Set task:
Each record below must be returned exactly as shown.
* begin Data for this exercise *
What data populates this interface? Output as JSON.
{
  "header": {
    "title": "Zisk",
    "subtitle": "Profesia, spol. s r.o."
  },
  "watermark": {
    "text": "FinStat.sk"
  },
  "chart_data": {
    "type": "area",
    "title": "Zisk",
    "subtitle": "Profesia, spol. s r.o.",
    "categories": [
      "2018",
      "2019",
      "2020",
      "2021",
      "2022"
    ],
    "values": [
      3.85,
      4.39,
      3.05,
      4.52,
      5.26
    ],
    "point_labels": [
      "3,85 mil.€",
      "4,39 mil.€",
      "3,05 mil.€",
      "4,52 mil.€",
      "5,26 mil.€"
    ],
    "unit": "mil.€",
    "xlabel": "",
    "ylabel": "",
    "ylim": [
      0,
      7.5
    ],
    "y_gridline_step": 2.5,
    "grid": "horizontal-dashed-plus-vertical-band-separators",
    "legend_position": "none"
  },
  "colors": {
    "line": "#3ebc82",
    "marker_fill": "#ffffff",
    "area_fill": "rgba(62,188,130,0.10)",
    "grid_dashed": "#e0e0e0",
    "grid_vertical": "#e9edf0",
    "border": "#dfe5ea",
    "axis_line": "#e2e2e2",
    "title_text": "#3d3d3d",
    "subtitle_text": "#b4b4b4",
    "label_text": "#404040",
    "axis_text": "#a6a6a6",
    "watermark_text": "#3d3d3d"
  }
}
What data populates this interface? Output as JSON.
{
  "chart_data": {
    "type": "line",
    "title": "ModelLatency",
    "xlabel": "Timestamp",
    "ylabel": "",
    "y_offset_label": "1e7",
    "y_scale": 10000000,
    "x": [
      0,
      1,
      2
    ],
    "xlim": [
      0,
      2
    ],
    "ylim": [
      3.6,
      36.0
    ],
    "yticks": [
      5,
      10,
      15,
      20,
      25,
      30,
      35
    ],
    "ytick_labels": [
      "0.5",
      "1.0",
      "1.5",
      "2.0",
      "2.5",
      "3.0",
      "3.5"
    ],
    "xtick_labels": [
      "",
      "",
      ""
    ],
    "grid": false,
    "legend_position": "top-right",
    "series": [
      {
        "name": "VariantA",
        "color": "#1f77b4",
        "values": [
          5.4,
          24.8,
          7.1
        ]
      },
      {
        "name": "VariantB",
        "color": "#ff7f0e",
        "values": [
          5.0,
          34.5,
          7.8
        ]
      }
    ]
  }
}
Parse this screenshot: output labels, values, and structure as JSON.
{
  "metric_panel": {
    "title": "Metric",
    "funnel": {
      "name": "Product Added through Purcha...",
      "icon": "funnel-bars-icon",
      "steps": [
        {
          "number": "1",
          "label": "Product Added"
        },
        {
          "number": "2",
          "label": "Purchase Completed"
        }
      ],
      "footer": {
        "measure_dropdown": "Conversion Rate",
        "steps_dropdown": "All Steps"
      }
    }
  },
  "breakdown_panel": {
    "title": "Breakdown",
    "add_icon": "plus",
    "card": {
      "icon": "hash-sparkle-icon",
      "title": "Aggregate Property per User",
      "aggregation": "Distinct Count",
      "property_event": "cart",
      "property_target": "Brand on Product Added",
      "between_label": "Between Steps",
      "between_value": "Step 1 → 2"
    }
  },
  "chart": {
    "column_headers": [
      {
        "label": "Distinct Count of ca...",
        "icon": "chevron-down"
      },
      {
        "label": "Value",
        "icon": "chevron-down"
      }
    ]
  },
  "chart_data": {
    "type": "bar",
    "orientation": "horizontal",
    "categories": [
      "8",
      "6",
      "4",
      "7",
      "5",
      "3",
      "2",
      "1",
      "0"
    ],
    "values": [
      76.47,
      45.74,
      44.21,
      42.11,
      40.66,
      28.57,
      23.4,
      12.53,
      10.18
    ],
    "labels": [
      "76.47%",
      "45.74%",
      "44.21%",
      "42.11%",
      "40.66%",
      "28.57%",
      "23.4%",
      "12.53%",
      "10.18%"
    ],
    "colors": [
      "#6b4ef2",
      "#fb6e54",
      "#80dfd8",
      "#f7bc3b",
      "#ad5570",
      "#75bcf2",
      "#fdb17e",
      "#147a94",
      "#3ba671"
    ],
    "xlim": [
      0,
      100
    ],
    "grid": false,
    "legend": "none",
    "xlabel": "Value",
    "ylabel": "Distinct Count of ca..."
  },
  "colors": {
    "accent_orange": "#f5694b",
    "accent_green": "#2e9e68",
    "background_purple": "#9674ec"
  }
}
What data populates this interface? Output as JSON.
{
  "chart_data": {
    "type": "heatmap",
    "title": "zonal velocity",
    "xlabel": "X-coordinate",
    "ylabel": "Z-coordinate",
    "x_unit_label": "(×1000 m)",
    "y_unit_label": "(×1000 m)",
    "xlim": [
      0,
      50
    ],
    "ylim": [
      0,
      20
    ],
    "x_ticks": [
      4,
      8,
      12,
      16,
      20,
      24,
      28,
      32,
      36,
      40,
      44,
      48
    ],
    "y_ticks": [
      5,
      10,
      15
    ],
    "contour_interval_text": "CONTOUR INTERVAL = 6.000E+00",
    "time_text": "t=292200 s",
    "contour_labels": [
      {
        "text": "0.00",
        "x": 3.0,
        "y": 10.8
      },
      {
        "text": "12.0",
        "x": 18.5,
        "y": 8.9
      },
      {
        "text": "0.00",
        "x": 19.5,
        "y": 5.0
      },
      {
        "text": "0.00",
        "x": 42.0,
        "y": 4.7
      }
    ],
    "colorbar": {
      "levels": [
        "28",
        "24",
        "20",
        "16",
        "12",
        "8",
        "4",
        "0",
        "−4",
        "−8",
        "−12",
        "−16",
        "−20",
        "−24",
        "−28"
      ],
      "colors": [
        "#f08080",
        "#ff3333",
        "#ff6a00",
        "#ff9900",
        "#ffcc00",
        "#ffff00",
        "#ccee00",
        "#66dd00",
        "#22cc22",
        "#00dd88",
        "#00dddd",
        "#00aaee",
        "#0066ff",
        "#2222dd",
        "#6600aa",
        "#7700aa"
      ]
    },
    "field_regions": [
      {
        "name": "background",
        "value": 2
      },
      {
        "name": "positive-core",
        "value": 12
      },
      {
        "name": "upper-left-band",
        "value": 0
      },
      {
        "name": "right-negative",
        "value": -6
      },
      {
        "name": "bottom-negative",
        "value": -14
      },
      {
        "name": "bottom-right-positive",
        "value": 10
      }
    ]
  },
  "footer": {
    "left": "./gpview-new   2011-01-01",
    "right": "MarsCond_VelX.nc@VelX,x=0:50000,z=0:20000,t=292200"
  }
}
* end Data for this exercise *
Answer for this exercise:
What data populates this interface? Output as JSON.
{
  "header": {
    "title": "Zisk",
    "subtitle": "Profesia, spol. s r.o."
  },
  "watermark": {
    "text": "FinStat.sk"
  },
  "chart_data": {
    "type": "area",
    "title": "Zisk",
    "subtitle": "Profesia, spol. s r.o.",
    "categories": [
      "2018",
      "2019",
      "2020",
      "2021",
      "2022"
    ],
    "values": [
      3.85,
      4.39,
      3.05,
      4.52,
      5.26
    ],
    "point_labels": [
      "3,85 mil.€",
      "4,39 mil.€",
      "3,05 mil.€",
      "4,52 mil.€",
      "5,26 mil.€"
    ],
    "unit": "mil.€",
    "xlabel": "",
    "ylabel": "",
    "ylim": [
      0,
      7.5
    ],
    "y_gridline_step": 2.5,
    "grid": "horizontal-dashed-plus-vertical-band-separators",
    "legend_position": "none"
  },
  "colors": {
    "line": "#3ebc82",
    "marker_fill": "#ffffff",
    "area_fill": "rgba(62,188,130,0.10)",
    "grid_dashed": "#e0e0e0",
    "grid_vertical": "#e9edf0",
    "border": "#dfe5ea",
    "axis_line": "#e2e2e2",
    "title_text": "#3d3d3d",
    "subtitle_text": "#b4b4b4",
    "label_text": "#404040",
    "axis_text": "#a6a6a6",
    "watermark_text": "#3d3d3d"
  }
}
What data populates this interface? Output as JSON.
{
  "chart_data": {
    "type": "line",
    "title": "ModelLatency",
    "xlabel": "Timestamp",
    "ylabel": "",
    "y_offset_label": "1e7",
    "y_scale": 10000000,
    "x": [
      0,
      1,
      2
    ],
    "xlim": [
      0,
      2
    ],
    "ylim": [
      3.6,
      36.0
    ],
    "yticks": [
      5,
      10,
      15,
      20,
      25,
      30,
      35
    ],
    "ytick_labels": [
      "0.5",
      "1.0",
      "1.5",
      "2.0",
      "2.5",
      "3.0",
      "3.5"
    ],
    "xtick_labels": [
      "",
      "",
      ""
    ],
    "grid": false,
    "legend_position": "top-right",
    "series": [
      {
        "name": "VariantA",
        "color": "#1f77b4",
        "values": [
          5.4,
          24.8,
          7.1
        ]
      },
      {
        "name": "VariantB",
        "color": "#ff7f0e",
        "values": [
          5.0,
          34.5,
          7.8
        ]
      }
    ]
  }
}
Parse this screenshot: output labels, values, and structure as JSON.
{
  "metric_panel": {
    "title": "Metric",
    "funnel": {
      "name": "Product Added through Purcha...",
      "icon": "funnel-bars-icon",
      "steps": [
        {
          "number": "1",
          "label": "Product Added"
        },
        {
          "number": "2",
          "label": "Purchase Completed"
        }
      ],
      "footer": {
        "measure_dropdown": "Conversion Rate",
        "steps_dropdown": "All Steps"
      }
    }
  },
  "breakdown_panel": {
    "title": "Breakdown",
    "add_icon": "plus",
    "card": {
      "icon": "hash-sparkle-icon",
      "title": "Aggregate Property per User",
      "aggregation": "Distinct Count",
      "property_event": "cart",
      "property_target": "Brand on Product Added",
      "between_label": "Between Steps",
      "between_value": "Step 1 → 2"
    }
  },
  "chart": {
    "column_headers": [
      {
        "label": "Distinct Count of ca...",
        "icon": "chevron-down"
      },
      {
        "label": "Value",
        "icon": "chevron-down"
      }
    ]
  },
  "chart_data": {
    "type": "bar",
    "orientation": "horizontal",
    "categories": [
      "8",
      "6",
      "4",
      "7",
      "5",
      "3",
      "2",
      "1",
      "0"
    ],
    "values": [
      76.47,
      45.74,
      44.21,
      42.11,
      40.66,
      28.57,
      23.4,
      12.53,
      10.18
    ],
    "labels": [
      "76.47%",
      "45.74%",
      "44.21%",
      "42.11%",
      "40.66%",
      "28.57%",
      "23.4%",
      "12.53%",
      "10.18%"
    ],
    "colors": [
      "#6b4ef2",
      "#fb6e54",
      "#80dfd8",
      "#f7bc3b",
      "#ad5570",
      "#75bcf2",
      "#fdb17e",
      "#147a94",
      "#3ba671"
    ],
    "xlim": [
      0,
      100
    ],
    "grid": false,
    "legend": "none",
    "xlabel": "Value",
    "ylabel": "Distinct Count of ca..."
  },
  "colors": {
    "accent_orange": "#f5694b",
    "accent_green": "#2e9e68",
    "background_purple": "#9674ec"
  }
}
What data populates this interface? Output as JSON.
{
  "chart_data": {
    "type": "heatmap",
    "title": "zonal velocity",
    "xlabel": "X-coordinate",
    "ylabel": "Z-coordinate",
    "x_unit_label": "(×1000 m)",
    "y_unit_label": "(×1000 m)",
    "xlim": [
      0,
      50
    ],
    "ylim": [
      0,
      20
    ],
    "x_ticks": [
      4,
      8,
      12,
      16,
      20,
      24,
      28,
      32,
      36,
      40,
      44,
      48
    ],
    "y_ticks": [
      5,
      10,
      15
    ],
    "contour_interval_text": "CONTOUR INTERVAL = 6.000E+00",
    "time_text": "t=292200 s",
    "contour_labels": [
      {
        "text": "0.00",
        "x": 3.0,
        "y": 10.8
      },
      {
        "text": "12.0",
        "x": 18.5,
        "y": 8.9
      },
      {
        "text": "0.00",
        "x": 19.5,
        "y": 5.0
      },
      {
        "text": "0.00",
        "x": 42.0,
        "y": 4.7
      }
    ],
    "colorbar": {
      "levels": [
        "28",
        "24",
        "20",
        "16",
        "12",
        "8",
        "4",
        "0",
        "−4",
        "−8",
        "−12",
        "−16",
        "−20",
        "−24",
        "−28"
      ],
      "colors": [
        "#f08080",
        "#ff3333",
        "#ff6a00",
        "#ff9900",
        "#ffcc00",
        "#ffff00",
        "#ccee00",
        "#66dd00",
        "#22cc22",
        "#00dd88",
        "#00dddd",
        "#00aaee",
        "#0066ff",
        "#2222dd",
        "#6600aa",
        "#7700aa"
      ]
    },
    "field_regions": [
      {
        "name": "background",
        "value": 2
      },
      {
        "name": "positive-core",
        "value": 12
      },
      {
        "name": "upper-left-band",
        "value": 0
      },
      {
        "name": "right-negative",
        "value": -6
      },
      {
        "name": "bottom-negative",
        "value": -14
      },
      {
        "name": "bottom-right-positive",
        "value": 10
      }
    ]
  },
  "footer": {
    "left": "./gpview-new   2011-01-01",
    "right": "MarsCond_VelX.nc@VelX,x=0:50000,z=0:20000,t=292200"
  }
}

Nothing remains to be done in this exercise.